=== Section Start ===

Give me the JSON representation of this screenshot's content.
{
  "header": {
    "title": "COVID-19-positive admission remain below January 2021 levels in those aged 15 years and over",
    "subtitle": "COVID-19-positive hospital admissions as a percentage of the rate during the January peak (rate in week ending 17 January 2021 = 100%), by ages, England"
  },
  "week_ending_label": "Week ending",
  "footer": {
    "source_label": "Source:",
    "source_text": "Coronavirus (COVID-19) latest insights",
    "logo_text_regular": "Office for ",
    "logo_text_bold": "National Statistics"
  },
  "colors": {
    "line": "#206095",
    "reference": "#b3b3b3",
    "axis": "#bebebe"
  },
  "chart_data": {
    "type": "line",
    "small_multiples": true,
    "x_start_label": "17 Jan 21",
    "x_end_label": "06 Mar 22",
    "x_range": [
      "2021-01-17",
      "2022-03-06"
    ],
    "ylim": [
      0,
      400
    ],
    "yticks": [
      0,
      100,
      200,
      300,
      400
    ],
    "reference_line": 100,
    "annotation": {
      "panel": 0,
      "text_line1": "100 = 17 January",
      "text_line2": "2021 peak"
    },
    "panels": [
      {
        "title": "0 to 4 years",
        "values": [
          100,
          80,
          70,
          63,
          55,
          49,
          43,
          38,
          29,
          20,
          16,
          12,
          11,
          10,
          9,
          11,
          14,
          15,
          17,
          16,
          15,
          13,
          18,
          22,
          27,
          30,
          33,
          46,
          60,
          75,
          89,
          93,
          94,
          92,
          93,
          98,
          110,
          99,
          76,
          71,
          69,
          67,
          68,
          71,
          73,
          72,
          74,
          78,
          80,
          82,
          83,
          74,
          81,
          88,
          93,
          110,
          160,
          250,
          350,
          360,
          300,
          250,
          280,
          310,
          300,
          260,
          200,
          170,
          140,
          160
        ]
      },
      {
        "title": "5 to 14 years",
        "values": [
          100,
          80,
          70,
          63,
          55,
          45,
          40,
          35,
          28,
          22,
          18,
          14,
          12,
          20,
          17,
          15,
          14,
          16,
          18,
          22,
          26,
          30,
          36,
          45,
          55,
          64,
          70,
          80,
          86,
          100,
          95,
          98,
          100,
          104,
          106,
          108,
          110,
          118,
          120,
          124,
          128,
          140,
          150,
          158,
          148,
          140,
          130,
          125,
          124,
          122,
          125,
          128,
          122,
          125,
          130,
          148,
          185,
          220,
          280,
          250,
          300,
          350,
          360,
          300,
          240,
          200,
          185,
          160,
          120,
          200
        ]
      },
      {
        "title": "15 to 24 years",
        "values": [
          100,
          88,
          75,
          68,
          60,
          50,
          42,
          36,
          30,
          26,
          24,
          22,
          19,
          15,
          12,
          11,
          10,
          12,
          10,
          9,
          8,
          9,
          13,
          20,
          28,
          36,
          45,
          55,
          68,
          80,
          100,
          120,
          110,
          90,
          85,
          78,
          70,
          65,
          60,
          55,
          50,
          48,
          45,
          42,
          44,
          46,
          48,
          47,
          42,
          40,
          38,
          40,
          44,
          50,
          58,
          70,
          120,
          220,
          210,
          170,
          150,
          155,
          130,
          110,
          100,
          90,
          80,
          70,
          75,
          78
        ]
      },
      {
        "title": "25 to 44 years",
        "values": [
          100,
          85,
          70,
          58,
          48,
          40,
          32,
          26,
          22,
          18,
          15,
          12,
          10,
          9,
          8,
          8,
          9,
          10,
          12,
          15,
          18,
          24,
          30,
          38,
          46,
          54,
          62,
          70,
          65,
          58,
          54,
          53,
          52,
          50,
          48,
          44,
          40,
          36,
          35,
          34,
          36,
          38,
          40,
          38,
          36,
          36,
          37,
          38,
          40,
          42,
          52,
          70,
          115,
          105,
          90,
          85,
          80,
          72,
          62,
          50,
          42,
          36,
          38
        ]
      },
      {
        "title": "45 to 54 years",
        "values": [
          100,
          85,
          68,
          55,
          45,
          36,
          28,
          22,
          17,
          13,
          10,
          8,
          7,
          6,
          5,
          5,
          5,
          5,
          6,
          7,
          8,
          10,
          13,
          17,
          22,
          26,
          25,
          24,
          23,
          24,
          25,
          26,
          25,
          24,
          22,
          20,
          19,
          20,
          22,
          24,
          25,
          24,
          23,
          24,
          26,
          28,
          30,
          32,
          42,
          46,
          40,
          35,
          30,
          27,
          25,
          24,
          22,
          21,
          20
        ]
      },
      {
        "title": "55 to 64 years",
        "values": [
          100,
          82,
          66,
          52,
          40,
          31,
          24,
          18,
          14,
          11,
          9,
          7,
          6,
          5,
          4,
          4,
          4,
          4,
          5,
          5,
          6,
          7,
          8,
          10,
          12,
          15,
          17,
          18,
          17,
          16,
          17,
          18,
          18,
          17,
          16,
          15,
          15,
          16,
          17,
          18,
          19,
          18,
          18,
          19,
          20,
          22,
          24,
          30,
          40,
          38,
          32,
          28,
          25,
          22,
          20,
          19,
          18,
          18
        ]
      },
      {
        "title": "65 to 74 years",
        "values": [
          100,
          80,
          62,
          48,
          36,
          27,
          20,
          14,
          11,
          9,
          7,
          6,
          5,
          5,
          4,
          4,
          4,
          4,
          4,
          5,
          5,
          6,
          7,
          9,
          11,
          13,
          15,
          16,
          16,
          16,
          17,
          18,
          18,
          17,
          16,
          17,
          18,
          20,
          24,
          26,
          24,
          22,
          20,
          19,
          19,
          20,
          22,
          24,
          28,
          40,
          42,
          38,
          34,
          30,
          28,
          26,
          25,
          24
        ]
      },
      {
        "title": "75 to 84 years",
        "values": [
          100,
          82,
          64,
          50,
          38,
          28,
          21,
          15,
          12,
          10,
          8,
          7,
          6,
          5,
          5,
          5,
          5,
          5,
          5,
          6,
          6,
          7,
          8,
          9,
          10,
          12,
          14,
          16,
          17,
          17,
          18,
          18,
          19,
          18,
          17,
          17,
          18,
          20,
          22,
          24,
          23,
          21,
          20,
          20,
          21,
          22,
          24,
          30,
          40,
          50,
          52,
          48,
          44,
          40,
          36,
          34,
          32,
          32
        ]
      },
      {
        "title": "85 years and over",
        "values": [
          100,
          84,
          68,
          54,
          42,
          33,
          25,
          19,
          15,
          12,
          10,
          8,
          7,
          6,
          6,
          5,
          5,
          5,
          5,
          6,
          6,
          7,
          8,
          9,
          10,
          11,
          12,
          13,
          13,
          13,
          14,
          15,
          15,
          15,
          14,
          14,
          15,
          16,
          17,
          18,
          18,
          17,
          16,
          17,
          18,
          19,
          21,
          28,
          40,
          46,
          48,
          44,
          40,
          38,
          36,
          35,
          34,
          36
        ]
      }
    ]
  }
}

=== Section End ===

§ EXERCISE GOAL:
In full and word for word, output the material.

§ EXERCISE OUTPUT:
Give me the JSON representation of this screenshot's content.
{
  "header": {
    "title": "COVID-19-positive admission remain below January 2021 levels in those aged 15 years and over",
    "subtitle": "COVID-19-positive hospital admissions as a percentage of the rate during the January peak (rate in week ending 17 January 2021 = 100%), by ages, England"
  },
  "week_ending_label": "Week ending",
  "footer": {
    "source_label": "Source:",
    "source_text": "Coronavirus (COVID-19) latest insights",
    "logo_text_regular": "Office for ",
    "logo_text_bold": "National Statistics"
  },
  "colors": {
    "line": "#206095",
    "reference": "#b3b3b3",
    "axis": "#bebebe"
  },
  "chart_data": {
    "type": "line",
    "small_multiples": true,
    "x_start_label": "17 Jan 21",
    "x_end_label": "06 Mar 22",
    "x_range": [
      "2021-01-17",
      "2022-03-06"
    ],
    "ylim": [
      0,
      400
    ],
    "yticks": [
      0,
      100,
      200,
      300,
      400
    ],
    "reference_line": 100,
    "annotation": {
      "panel": 0,
      "text_line1": "100 = 17 January",
      "text_line2": "2021 peak"
    },
    "panels": [
      {
        "title": "0 to 4 years",
        "values": [
          100,
          80,
          70,
          63,
          55,
          49,
          43,
          38,
          29,
          20,
          16,
          12,
          11,
          10,
          9,
          11,
          14,
          15,
          17,
          16,
          15,
          13,
          18,
          22,
          27,
          30,
          33,
          46,
          60,
          75,
          89,
          93,
          94,
          92,
          93,
          98,
          110,
          99,
          76,
          71,
          69,
          67,
          68,
          71,
          73,
          72,
          74,
          78,
          80,
          82,
          83,
          74,
          81,
          88,
          93,
          110,
          160,
          250,
          350,
          360,
          300,
          250,
          280,
          310,
          300,
          260,
          200,
          170,
          140,
          160
        ]
      },
      {
        "title": "5 to 14 years",
        "values": [
          100,
          80,
          70,
          63,
          55,
          45,
          40,
          35,
          28,
          22,
          18,
          14,
          12,
          20,
          17,
          15,
          14,
          16,
          18,
          22,
          26,
          30,
          36,
          45,
          55,
          64,
          70,
          80,
          86,
          100,
          95,
          98,
          100,
          104,
          106,
          108,
          110,
          118,
          120,
          124,
          128,
          140,
          150,
          158,
          148,
          140,
          130,
          125,
          124,
          122,
          125,
          128,
          122,
          125,
          130,
          148,
          185,
          220,
          280,
          250,
          300,
          350,
          360,
          300,
          240,
          200,
          185,
          160,
          120,
          200
        ]
      },
      {
        "title": "15 to 24 years",
        "values": [
          100,
          88,
          75,
          68,
          60,
          50,
          42,
          36,
          30,
          26,
          24,
          22,
          19,
          15,
          12,
          11,
          10,
          12,
          10,
          9,
          8,
          9,
          13,
          20,
          28,
          36,
          45,
          55,
          68,
          80,
          100,
          120,
          110,
          90,
          85,
          78,
          70,
          65,
          60,
          55,
          50,
          48,
          45,
          42,
          44,
          46,
          48,
          47,
          42,
          40,
          38,
          40,
          44,
          50,
          58,
          70,
          120,
          220,
          210,
          170,
          150,
          155,
          130,
          110,
          100,
          90,
          80,
          70,
          75,
          78
        ]
      },
      {
        "title": "25 to 44 years",
        "values": [
          100,
          85,
          70,
          58,
          48,
          40,
          32,
          26,
          22,
          18,
          15,
          12,
          10,
          9,
          8,
          8,
          9,
          10,
          12,
          15,
          18,
          24,
          30,
          38,
          46,
          54,
          62,
          70,
          65,
          58,
          54,
          53,
          52,
          50,
          48,
          44,
          40,
          36,
          35,
          34,
          36,
          38,
          40,
          38,
          36,
          36,
          37,
          38,
          40,
          42,
          52,
          70,
          115,
          105,
          90,
          85,
          80,
          72,
          62,
          50,
          42,
          36,
          38
        ]
      },
      {
        "title": "45 to 54 years",
        "values": [
          100,
          85,
          68,
          55,
          45,
          36,
          28,
          22,
          17,
          13,
          10,
          8,
          7,
          6,
          5,
          5,
          5,
          5,
          6,
          7,
          8,
          10,
          13,
          17,
          22,
          26,
          25,
          24,
          23,
          24,
          25,
          26,
          25,
          24,
          22,
          20,
          19,
          20,
          22,
          24,
          25,
          24,
          23,
          24,
          26,
          28,
          30,
          32,
          42,
          46,
          40,
          35,
          30,
          27,
          25,
          24,
          22,
          21,
          20
        ]
      },
      {
        "title": "55 to 64 years",
        "values": [
          100,
          82,
          66,
          52,
          40,
          31,
          24,
          18,
          14,
          11,
          9,
          7,
          6,
          5,
          4,
          4,
          4,
          4,
          5,
          5,
          6,
          7,
          8,
          10,
          12,
          15,
          17,
          18,
          17,
          16,
          17,
          18,
          18,
          17,
          16,
          15,
          15,
          16,
          17,
          18,
          19,
          18,
          18,
          19,
          20,
          22,
          24,
          30,
          40,
          38,
          32,
          28,
          25,
          22,
          20,
          19,
          18,
          18
        ]
      },
      {
        "title": "65 to 74 years",
        "values": [
          100,
          80,
          62,
          48,
          36,
          27,
          20,
          14,
          11,
          9,
          7,
          6,
          5,
          5,
          4,
          4,
          4,
          4,
          4,
          5,
          5,
          6,
          7,
          9,
          11,
          13,
          15,
          16,
          16,
          16,
          17,
          18,
          18,
          17,
          16,
          17,
          18,
          20,
          24,
          26,
          24,
          22,
          20,
          19,
          19,
          20,
          22,
          24,
          28,
          40,
          42,
          38,
          34,
          30,
          28,
          26,
          25,
          24
        ]
      },
      {
        "title": "75 to 84 years",
        "values": [
          100,
          82,
          64,
          50,
          38,
          28,
          21,
          15,
          12,
          10,
          8,
          7,
          6,
          5,
          5,
          5,
          5,
          5,
          5,
          6,
          6,
          7,
          8,
          9,
          10,
          12,
          14,
          16,
          17,
          17,
          18,
          18,
          19,
          18,
          17,
          17,
          18,
          20,
          22,
          24,
          23,
          21,
          20,
          20,
          21,
          22,
          24,
          30,
          40,
          50,
          52,
          48,
          44,
          40,
          36,
          34,
          32,
          32
        ]
      },
      {
        "title": "85 years and over",
        "values": [
          100,
          84,
          68,
          54,
          42,
          33,
          25,
          19,
          15,
          12,
          10,
          8,
          7,
          6,
          6,
          5,
          5,
          5,
          5,
          6,
          6,
          7,
          8,
          9,
          10,
          11,
          12,
          13,
          13,
          13,
          14,
          15,
          15,
          15,
          14,
          14,
          15,
          16,
          17,
          18,
          18,
          17,
          16,
          17,
          18,
          19,
          21,
          28,
          40,
          46,
          48,
          44,
          40,
          38,
          36,
          35,
          34,
          36
        ]
      }
    ]
  }
}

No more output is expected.